*EXTRACTED INFORMATION:*
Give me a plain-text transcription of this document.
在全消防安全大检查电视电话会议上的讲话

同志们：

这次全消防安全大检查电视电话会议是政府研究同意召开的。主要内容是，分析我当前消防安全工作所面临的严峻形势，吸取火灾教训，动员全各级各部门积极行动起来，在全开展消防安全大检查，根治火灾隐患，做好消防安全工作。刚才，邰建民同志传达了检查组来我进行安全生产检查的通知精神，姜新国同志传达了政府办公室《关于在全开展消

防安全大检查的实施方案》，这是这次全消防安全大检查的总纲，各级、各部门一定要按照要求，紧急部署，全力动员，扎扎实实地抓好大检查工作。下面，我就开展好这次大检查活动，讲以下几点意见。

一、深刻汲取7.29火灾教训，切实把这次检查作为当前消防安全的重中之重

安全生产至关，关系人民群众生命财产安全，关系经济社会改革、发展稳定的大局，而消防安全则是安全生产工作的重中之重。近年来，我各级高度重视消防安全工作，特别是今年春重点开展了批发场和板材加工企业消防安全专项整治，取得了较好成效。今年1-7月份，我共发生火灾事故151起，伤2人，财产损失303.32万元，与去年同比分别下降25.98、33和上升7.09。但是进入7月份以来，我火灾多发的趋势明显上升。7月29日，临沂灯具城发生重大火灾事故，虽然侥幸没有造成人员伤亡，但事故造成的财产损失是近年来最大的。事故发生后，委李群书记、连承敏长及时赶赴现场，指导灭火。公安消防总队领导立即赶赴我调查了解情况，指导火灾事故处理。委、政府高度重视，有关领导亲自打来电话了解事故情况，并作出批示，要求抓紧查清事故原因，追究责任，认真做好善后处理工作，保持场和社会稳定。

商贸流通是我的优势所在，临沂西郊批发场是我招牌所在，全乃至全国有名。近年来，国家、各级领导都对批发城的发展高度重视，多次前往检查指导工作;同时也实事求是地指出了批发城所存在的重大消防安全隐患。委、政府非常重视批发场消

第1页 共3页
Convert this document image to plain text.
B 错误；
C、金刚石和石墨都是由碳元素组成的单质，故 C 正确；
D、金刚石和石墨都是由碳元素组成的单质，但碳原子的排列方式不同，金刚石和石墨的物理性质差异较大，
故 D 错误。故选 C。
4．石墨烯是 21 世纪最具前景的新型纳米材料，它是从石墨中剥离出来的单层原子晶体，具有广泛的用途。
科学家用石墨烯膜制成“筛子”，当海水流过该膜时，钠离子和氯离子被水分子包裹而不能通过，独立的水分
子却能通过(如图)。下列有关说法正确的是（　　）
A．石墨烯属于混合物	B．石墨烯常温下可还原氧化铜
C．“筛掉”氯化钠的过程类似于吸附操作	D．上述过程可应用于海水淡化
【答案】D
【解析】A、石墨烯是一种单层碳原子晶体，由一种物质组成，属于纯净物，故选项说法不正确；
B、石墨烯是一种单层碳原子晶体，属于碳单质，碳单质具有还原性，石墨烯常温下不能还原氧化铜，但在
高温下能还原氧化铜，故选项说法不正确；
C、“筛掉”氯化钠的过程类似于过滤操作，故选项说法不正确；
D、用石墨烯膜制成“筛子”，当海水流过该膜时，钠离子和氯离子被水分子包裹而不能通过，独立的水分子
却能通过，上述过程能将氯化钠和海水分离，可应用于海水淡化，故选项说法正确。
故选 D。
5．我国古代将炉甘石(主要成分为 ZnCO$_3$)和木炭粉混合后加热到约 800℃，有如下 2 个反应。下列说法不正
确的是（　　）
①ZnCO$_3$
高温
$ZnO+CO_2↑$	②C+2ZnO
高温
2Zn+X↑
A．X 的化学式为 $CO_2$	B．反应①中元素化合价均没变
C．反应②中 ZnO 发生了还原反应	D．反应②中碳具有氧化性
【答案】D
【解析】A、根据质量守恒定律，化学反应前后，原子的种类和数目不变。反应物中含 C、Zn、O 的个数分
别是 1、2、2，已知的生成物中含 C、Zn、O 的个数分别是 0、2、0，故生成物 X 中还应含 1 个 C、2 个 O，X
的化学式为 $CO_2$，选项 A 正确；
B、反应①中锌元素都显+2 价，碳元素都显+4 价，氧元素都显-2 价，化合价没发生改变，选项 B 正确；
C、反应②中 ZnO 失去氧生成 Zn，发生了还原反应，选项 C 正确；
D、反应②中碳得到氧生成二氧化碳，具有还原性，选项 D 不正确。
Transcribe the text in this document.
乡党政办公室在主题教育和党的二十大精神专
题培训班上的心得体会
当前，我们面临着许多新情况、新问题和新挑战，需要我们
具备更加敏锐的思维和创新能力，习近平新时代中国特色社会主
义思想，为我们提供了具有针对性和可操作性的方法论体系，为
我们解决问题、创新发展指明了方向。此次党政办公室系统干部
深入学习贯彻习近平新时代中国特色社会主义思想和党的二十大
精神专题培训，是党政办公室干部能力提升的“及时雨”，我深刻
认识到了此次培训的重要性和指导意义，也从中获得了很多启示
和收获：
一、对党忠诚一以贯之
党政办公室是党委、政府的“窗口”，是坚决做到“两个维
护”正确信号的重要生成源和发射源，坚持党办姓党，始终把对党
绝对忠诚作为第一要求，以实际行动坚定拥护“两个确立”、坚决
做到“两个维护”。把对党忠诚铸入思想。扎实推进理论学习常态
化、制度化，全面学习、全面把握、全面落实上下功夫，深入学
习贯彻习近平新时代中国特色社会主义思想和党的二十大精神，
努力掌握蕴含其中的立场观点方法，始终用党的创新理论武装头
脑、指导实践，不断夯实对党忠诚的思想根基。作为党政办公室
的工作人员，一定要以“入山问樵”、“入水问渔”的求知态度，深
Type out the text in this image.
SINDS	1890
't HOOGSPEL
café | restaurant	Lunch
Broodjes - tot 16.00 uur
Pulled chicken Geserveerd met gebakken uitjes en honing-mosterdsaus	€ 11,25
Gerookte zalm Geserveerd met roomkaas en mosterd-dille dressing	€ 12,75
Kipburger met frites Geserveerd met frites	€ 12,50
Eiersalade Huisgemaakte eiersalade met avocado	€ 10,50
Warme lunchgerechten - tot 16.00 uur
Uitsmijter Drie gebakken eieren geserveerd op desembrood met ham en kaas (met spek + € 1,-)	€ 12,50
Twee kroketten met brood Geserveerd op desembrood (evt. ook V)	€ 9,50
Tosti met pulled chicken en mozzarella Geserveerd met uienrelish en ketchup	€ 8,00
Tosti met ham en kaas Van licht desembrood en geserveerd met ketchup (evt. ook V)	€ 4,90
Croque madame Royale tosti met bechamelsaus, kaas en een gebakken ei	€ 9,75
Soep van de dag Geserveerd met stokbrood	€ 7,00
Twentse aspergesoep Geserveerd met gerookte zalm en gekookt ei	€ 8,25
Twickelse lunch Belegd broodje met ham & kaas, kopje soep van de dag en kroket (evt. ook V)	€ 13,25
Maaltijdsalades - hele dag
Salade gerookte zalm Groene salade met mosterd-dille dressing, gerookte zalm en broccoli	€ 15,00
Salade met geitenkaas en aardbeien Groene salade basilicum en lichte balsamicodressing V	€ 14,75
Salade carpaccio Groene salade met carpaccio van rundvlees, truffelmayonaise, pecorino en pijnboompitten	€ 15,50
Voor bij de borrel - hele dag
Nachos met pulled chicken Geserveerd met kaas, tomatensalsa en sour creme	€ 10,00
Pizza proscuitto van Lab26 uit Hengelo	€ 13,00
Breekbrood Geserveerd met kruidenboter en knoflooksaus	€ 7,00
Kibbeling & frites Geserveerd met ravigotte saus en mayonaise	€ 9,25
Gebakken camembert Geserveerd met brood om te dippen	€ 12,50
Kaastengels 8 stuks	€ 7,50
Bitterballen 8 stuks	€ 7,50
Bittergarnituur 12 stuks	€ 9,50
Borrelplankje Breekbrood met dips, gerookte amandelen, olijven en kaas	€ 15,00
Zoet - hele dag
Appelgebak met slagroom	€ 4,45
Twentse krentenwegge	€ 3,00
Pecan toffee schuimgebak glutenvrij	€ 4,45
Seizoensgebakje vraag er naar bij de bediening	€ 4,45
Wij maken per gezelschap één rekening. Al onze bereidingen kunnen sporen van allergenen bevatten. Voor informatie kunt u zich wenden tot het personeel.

*WRITTEN EXERCISE:*
Every line holding "故选项说法不正确" should be copied out.

*COMPLETE OUTPUT:*
【解析】A、石墨烯是一种单层碳原子晶体，由一种物质组成，属于纯净物，故选项说法不正确；
高温下能还原氧化铜，故选项说法不正确；
C、“筛掉”氯化钠的过程类似于过滤操作，故选项说法不正确；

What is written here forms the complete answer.